Find every line in the records below that holds the word "name", and copy each one.

** START OF Given entries **

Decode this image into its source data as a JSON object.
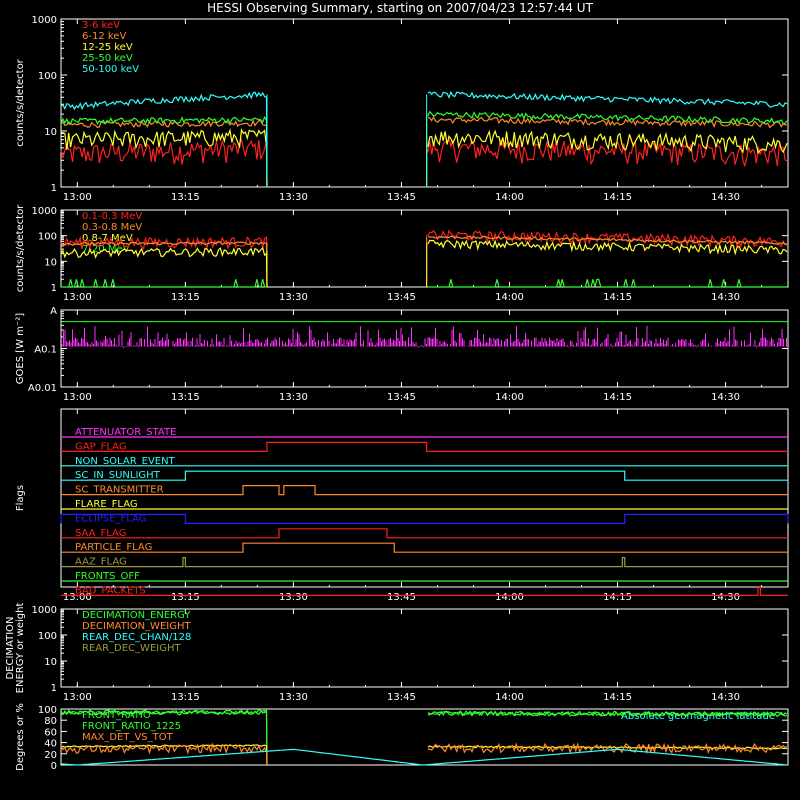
{
  "title": "HESSI Observing Summary, starting on 2007/04/23 12:57:44 UT",
  "colors": {
    "background": "#000000",
    "axes": "#ffffff",
    "red": "#ff2020",
    "orange": "#ff8a2a",
    "yellow": "#ffff30",
    "green": "#30ff30",
    "cyan": "#30ffff",
    "magenta": "#ff30ff",
    "blue": "#2020ff",
    "olive": "#9a9a40"
  },
  "chart_data": [
    {
      "type": "line",
      "name": "hxr-low",
      "ylabel": "counts/s/detector",
      "yscale": "log",
      "ylim": [
        1,
        1000
      ],
      "y_ticks": [
        1,
        10,
        100,
        1000
      ],
      "y_tick_labels": [
        "1",
        "10",
        "100",
        "1000"
      ],
      "x_ticks": [
        "13:00",
        "13:15",
        "13:30",
        "13:45",
        "14:00",
        "14:15",
        "14:30"
      ],
      "xlim": [
        "12:57:44",
        "14:38:40"
      ],
      "gap": [
        "13:26:20",
        "13:48:30"
      ],
      "legend": [
        {
          "label": "3-6 keV",
          "color": "red"
        },
        {
          "label": "6-12 keV",
          "color": "orange"
        },
        {
          "label": "12-25 keV",
          "color": "yellow"
        },
        {
          "label": "25-50 keV",
          "color": "green"
        },
        {
          "label": "50-100 keV",
          "color": "cyan"
        }
      ],
      "series": [
        {
          "color": "red",
          "x": [
            "13:00",
            "13:26",
            "13:49",
            "14:38"
          ],
          "values": [
            4,
            5,
            5,
            4
          ]
        },
        {
          "color": "orange",
          "x": [
            "13:00",
            "13:26",
            "13:49",
            "14:38"
          ],
          "values": [
            13,
            14,
            16,
            13
          ]
        },
        {
          "color": "yellow",
          "x": [
            "13:00",
            "13:26",
            "13:49",
            "14:38"
          ],
          "values": [
            7,
            8,
            8,
            6
          ]
        },
        {
          "color": "green",
          "x": [
            "13:00",
            "13:26",
            "13:49",
            "14:38"
          ],
          "values": [
            15,
            16,
            20,
            15
          ]
        },
        {
          "color": "cyan",
          "x": [
            "13:00",
            "13:26",
            "13:49",
            "14:38"
          ],
          "values": [
            28,
            45,
            45,
            30
          ]
        }
      ]
    },
    {
      "type": "line",
      "name": "gamma",
      "ylabel": "counts/s/detector",
      "yscale": "log",
      "ylim": [
        1,
        1000
      ],
      "y_ticks": [
        1,
        10,
        100,
        1000
      ],
      "y_tick_labels": [
        "1",
        "10",
        "100",
        "1000"
      ],
      "x_ticks": [
        "13:00",
        "13:15",
        "13:30",
        "13:45",
        "14:00",
        "14:15",
        "14:30"
      ],
      "xlim": [
        "12:57:44",
        "14:38:40"
      ],
      "gap": [
        "13:26:20",
        "13:48:30"
      ],
      "legend": [
        {
          "label": "0.1-0.3 MeV",
          "color": "red"
        },
        {
          "label": "0.3-0.8 MeV",
          "color": "orange"
        },
        {
          "label": "0.8-7 MeV",
          "color": "yellow"
        },
        {
          "label": "7-20 MeV",
          "color": "green"
        }
      ],
      "series": [
        {
          "color": "red",
          "x": [
            "13:00",
            "13:26",
            "13:49",
            "14:38"
          ],
          "values": [
            55,
            60,
            110,
            60
          ]
        },
        {
          "color": "orange",
          "x": [
            "13:00",
            "13:26",
            "13:49",
            "14:38"
          ],
          "values": [
            48,
            52,
            90,
            50
          ]
        },
        {
          "color": "yellow",
          "x": [
            "13:00",
            "13:26",
            "13:49",
            "14:38"
          ],
          "values": [
            22,
            25,
            50,
            28
          ]
        },
        {
          "color": "green",
          "x": [
            "13:00",
            "13:26",
            "13:49",
            "14:38"
          ],
          "values": [
            1,
            1,
            1,
            1
          ]
        }
      ]
    },
    {
      "type": "line",
      "name": "goes",
      "ylabel": "GOES [W m⁻²]",
      "yscale": "log",
      "ylim": [
        0.01,
        1
      ],
      "y_ticks": [
        0.01,
        0.1,
        1
      ],
      "y_tick_labels": [
        "A0.01",
        "A0.1",
        "A"
      ],
      "x_ticks": [
        "13:00",
        "13:15",
        "13:30",
        "13:45",
        "14:00",
        "14:15",
        "14:30"
      ],
      "xlim": [
        "12:57:44",
        "14:38:40"
      ],
      "series": [
        {
          "color": "green",
          "x": [
            "12:57:44",
            "14:38:40"
          ],
          "values": [
            0.5,
            0.5
          ]
        },
        {
          "color": "magenta",
          "x": [
            "12:57:44",
            "14:38:40"
          ],
          "values": [
            0.15,
            0.15
          ]
        }
      ]
    },
    {
      "type": "line",
      "name": "flags",
      "ylabel": "Flags",
      "x_ticks": [
        "13:00",
        "13:15",
        "13:30",
        "13:45",
        "14:00",
        "14:15",
        "14:30"
      ],
      "xlim": [
        "12:57:44",
        "14:38:40"
      ],
      "flags": [
        {
          "label": "ATTENUATOR_STATE",
          "color": "magenta",
          "on": []
        },
        {
          "label": "GAP_FLAG",
          "color": "red",
          "on": [
            [
              "13:26:20",
              "13:48:30"
            ]
          ]
        },
        {
          "label": "NON_SOLAR_EVENT",
          "color": "cyan",
          "on": []
        },
        {
          "label": "SC_IN_SUNLIGHT",
          "color": "cyan",
          "on": [
            [
              "13:15",
              "14:16"
            ]
          ]
        },
        {
          "label": "SC_TRANSMITTER",
          "color": "orange",
          "on": [
            [
              "13:23",
              "13:28"
            ],
            [
              "13:28:40",
              "13:33"
            ]
          ]
        },
        {
          "label": "FLARE_FLAG",
          "color": "yellow",
          "on": []
        },
        {
          "label": "ECLIPSE_FLAG",
          "color": "blue",
          "on": [
            [
              "12:57:44",
              "13:15"
            ],
            [
              "14:16",
              "14:38:40"
            ]
          ]
        },
        {
          "label": "SAA_FLAG",
          "color": "red",
          "on": [
            [
              "13:28",
              "13:43"
            ]
          ]
        },
        {
          "label": "PARTICLE_FLAG",
          "color": "orange",
          "on": [
            [
              "13:23",
              "13:44"
            ]
          ]
        },
        {
          "label": "AAZ_FLAG",
          "color": "olive",
          "on": [
            [
              "13:14:40",
              "13:15"
            ],
            [
              "14:15:40",
              "14:16"
            ]
          ]
        },
        {
          "label": "FRONTS_OFF",
          "color": "green",
          "on": []
        },
        {
          "label": "BAD_PACKETS",
          "color": "red",
          "on": [
            [
              "14:34:30",
              "14:34:50"
            ]
          ]
        }
      ]
    },
    {
      "type": "line",
      "name": "decimation",
      "ylabel": "DECIMATION ENERGY or weight",
      "yscale": "log",
      "ylim": [
        1,
        1000
      ],
      "y_ticks": [
        1,
        10,
        100,
        1000
      ],
      "y_tick_labels": [
        "1",
        "10",
        "100",
        "1000"
      ],
      "x_ticks": [
        "13:00",
        "13:15",
        "13:30",
        "13:45",
        "14:00",
        "14:15",
        "14:30"
      ],
      "xlim": [
        "12:57:44",
        "14:38:40"
      ],
      "legend": [
        {
          "label": "DECIMATION_ENERGY",
          "color": "green"
        },
        {
          "label": "DECIMATION_WEIGHT",
          "color": "orange"
        },
        {
          "label": "REAR_DEC_CHAN/128",
          "color": "cyan"
        },
        {
          "label": "REAR_DEC_WEIGHT",
          "color": "olive"
        }
      ]
    },
    {
      "type": "line",
      "name": "ratios",
      "ylabel": "Degrees or %",
      "ylim": [
        0,
        100
      ],
      "y_ticks": [
        0,
        20,
        40,
        60,
        80,
        100
      ],
      "y_tick_labels": [
        "0",
        "20",
        "40",
        "60",
        "80",
        "100"
      ],
      "x_ticks": [],
      "xlim": [
        "12:57:44",
        "14:38:40"
      ],
      "gap": [
        "13:26:20",
        "13:48:30"
      ],
      "legend": [
        {
          "label": "FRONT_RATIO",
          "color": "green"
        },
        {
          "label": "FRONT_RATIO_1225",
          "color": "green"
        },
        {
          "label": "MAX_DET_VS_TOT",
          "color": "orange"
        }
      ],
      "annotation": {
        "label": "Absolute geomagnetic latitude",
        "color": "cyan"
      },
      "series": [
        {
          "color": "green",
          "x": [
            "13:00",
            "13:26",
            "13:49",
            "14:38"
          ],
          "values": [
            93,
            94,
            92,
            90
          ]
        },
        {
          "color": "green",
          "x": [
            "13:00",
            "13:26",
            "13:49",
            "14:38"
          ],
          "values": [
            94,
            95,
            93,
            91
          ]
        },
        {
          "color": "yellow",
          "x": [
            "13:00",
            "13:26",
            "13:49",
            "14:38"
          ],
          "values": [
            33,
            35,
            33,
            30
          ]
        },
        {
          "color": "orange",
          "x": [
            "13:00",
            "13:26",
            "13:49",
            "14:38"
          ],
          "values": [
            28,
            30,
            30,
            30
          ]
        },
        {
          "color": "cyan",
          "x": [
            "12:57:44",
            "13:00",
            "13:30",
            "13:48",
            "14:15",
            "14:38:40"
          ],
          "values": [
            2,
            0,
            28,
            0,
            28,
            0
          ]
        }
      ]
    }
  ]
}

** END OF Given entries **

_The result_.
      "name": "hxr-low",
      "name": "gamma",
      "name": "goes",
      "name": "flags",
      "name": "decimation",
      "name": "ratios",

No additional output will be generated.